### To be done
Copy each line of the records that holds the string "homines".

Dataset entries
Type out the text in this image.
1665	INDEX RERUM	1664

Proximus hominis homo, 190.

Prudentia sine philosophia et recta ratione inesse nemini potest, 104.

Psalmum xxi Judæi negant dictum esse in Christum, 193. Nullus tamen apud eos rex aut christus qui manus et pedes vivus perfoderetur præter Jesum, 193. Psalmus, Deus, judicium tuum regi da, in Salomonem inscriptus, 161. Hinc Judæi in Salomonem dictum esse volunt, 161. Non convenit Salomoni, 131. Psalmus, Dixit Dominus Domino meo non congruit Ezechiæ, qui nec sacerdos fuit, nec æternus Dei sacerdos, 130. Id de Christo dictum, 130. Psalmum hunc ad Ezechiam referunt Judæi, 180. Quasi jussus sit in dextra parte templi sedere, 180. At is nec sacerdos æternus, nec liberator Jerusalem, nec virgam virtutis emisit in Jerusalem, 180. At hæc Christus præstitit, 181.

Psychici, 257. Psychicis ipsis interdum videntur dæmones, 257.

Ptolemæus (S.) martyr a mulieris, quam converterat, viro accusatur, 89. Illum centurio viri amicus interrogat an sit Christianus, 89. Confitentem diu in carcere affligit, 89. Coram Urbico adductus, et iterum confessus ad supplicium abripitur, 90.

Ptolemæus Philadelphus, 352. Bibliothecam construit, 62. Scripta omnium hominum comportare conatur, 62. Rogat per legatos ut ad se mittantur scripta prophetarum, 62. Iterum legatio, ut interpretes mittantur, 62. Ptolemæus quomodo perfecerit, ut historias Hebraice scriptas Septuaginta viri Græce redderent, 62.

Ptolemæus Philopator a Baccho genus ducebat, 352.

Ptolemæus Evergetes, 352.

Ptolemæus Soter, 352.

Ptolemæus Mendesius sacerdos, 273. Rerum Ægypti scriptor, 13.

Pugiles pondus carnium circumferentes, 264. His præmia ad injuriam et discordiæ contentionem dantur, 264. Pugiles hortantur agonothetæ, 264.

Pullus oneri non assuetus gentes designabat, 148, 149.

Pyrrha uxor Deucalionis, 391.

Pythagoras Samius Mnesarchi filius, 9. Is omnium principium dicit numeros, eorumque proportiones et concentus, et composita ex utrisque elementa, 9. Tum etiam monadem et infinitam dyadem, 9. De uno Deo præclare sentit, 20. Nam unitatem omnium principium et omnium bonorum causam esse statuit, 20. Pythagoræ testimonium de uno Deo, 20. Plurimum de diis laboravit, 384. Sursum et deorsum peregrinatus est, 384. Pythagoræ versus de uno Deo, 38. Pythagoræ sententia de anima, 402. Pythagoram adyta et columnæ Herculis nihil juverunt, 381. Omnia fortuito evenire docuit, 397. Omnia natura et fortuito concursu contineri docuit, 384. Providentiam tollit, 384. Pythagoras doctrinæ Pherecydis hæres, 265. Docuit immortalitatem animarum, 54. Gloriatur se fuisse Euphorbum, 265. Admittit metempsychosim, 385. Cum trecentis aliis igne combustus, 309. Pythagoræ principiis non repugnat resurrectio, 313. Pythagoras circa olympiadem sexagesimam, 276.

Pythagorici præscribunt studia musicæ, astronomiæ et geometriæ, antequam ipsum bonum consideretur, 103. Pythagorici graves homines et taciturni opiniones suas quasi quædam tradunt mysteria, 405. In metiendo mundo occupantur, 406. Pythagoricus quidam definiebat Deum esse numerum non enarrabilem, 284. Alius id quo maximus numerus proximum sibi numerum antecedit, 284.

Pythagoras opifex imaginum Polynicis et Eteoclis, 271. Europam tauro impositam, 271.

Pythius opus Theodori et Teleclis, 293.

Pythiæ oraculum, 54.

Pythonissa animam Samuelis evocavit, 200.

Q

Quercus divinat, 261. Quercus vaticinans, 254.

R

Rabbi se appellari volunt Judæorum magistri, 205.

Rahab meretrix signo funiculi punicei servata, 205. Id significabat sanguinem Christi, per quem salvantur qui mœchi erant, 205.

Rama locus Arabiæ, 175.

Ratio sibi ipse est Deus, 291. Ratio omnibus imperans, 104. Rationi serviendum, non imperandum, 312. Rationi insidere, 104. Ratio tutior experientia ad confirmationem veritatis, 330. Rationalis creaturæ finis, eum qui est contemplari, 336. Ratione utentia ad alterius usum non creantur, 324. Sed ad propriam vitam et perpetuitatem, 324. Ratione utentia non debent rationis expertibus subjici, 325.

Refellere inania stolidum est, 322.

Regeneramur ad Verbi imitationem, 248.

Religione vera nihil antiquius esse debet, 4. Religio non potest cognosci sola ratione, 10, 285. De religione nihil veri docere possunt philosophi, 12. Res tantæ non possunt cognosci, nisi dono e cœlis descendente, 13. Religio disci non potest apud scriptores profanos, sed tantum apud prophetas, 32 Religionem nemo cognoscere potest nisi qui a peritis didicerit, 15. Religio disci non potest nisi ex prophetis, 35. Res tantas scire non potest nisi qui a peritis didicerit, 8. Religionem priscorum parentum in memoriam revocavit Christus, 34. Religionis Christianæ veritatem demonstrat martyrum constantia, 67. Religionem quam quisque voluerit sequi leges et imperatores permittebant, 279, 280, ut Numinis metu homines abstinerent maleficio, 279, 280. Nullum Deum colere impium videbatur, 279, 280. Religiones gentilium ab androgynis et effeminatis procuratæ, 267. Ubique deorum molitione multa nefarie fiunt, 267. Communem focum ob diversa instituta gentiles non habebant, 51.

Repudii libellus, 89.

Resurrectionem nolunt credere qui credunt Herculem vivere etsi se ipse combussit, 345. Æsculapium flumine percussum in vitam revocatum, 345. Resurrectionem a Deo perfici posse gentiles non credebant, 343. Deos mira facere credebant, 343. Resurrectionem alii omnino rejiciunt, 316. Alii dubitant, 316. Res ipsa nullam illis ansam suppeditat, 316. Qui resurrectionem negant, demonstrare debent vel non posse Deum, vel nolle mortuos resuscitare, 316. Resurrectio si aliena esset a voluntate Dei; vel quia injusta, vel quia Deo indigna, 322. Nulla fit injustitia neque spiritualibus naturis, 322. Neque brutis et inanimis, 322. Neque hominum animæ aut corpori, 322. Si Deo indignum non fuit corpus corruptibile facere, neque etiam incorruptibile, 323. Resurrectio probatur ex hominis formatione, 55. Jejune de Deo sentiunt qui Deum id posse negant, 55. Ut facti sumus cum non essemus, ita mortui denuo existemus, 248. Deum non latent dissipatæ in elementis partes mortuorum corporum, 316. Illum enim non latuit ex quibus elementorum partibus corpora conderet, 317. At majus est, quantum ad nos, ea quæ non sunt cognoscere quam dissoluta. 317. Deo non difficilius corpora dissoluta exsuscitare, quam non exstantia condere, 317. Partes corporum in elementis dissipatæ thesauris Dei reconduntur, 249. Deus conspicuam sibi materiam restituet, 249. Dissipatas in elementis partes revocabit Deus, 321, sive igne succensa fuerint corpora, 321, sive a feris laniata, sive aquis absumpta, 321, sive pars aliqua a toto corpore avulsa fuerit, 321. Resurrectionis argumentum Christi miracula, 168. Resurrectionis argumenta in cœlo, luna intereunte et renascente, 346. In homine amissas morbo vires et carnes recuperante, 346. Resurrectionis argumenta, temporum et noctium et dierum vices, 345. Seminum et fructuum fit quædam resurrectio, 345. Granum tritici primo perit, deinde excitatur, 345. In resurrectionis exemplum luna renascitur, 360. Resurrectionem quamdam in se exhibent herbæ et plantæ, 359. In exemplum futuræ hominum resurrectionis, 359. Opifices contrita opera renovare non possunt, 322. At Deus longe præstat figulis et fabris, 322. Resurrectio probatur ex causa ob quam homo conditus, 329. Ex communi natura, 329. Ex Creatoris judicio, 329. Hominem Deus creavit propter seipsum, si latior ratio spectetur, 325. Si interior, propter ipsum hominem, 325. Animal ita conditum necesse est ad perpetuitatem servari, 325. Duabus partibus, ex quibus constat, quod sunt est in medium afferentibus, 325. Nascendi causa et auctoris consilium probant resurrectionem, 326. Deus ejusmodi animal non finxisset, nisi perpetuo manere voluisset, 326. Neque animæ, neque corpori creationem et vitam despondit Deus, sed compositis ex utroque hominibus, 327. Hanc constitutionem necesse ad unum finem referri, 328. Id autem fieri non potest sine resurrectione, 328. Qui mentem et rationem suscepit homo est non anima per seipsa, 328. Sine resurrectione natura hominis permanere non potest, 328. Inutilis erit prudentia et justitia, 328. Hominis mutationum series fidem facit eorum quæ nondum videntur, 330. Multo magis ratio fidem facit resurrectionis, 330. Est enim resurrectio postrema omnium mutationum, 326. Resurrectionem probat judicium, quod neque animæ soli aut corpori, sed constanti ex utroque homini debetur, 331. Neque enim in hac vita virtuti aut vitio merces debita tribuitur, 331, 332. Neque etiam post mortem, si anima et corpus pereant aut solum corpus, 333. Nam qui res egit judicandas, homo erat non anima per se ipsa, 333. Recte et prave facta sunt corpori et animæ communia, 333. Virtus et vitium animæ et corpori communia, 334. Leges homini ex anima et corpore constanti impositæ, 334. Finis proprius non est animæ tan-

### Output of the exercise
Pythagorici præscribunt studia musicæ, astronomiæ et geometriæ, antequam ipsum bonum consideretur, 103. Pythagorici graves homines et taciturni opiniones suas quasi quædam tradunt mysteria, 405. In metiendo mundo occupantur, 406. Pythagoricus quidam definiebat Deum esse numerum non enarrabilem, 284. Alius id quo maximus numerus proximum sibi numerum antecedit, 284.
Religione vera nihil antiquius esse debet, 4. Religio non potest cognosci sola ratione, 10, 285. De religione nihil veri docere possunt philosophi, 12. Res tantæ non possunt cognosci, nisi dono e cœlis descendente, 13. Religio disci non potest apud scriptores profanos, sed tantum apud prophetas, 32 Religionem nemo cognoscere potest nisi qui a peritis didicerit, 15. Religio disci non potest nisi ex prophetis, 35. Res tantas scire non potest nisi qui a peritis didicerit, 8. Religionem priscorum parentum in memoriam revocavit Christus, 34. Religionis Christianæ veritatem demonstrat martyrum constantia, 67. Religionem quam quisque voluerit sequi leges et imperatores permittebant, 279, 280, ut Numinis metu homines abstinerent maleficio, 279, 280. Nullum Deum colere impium videbatur, 279, 280. Religiones gentilium ab androgynis et effeminatis procuratæ, 267. Ubique deorum molitione multa nefarie fiunt, 267. Communem focum ob diversa instituta gentiles non habebant, 51.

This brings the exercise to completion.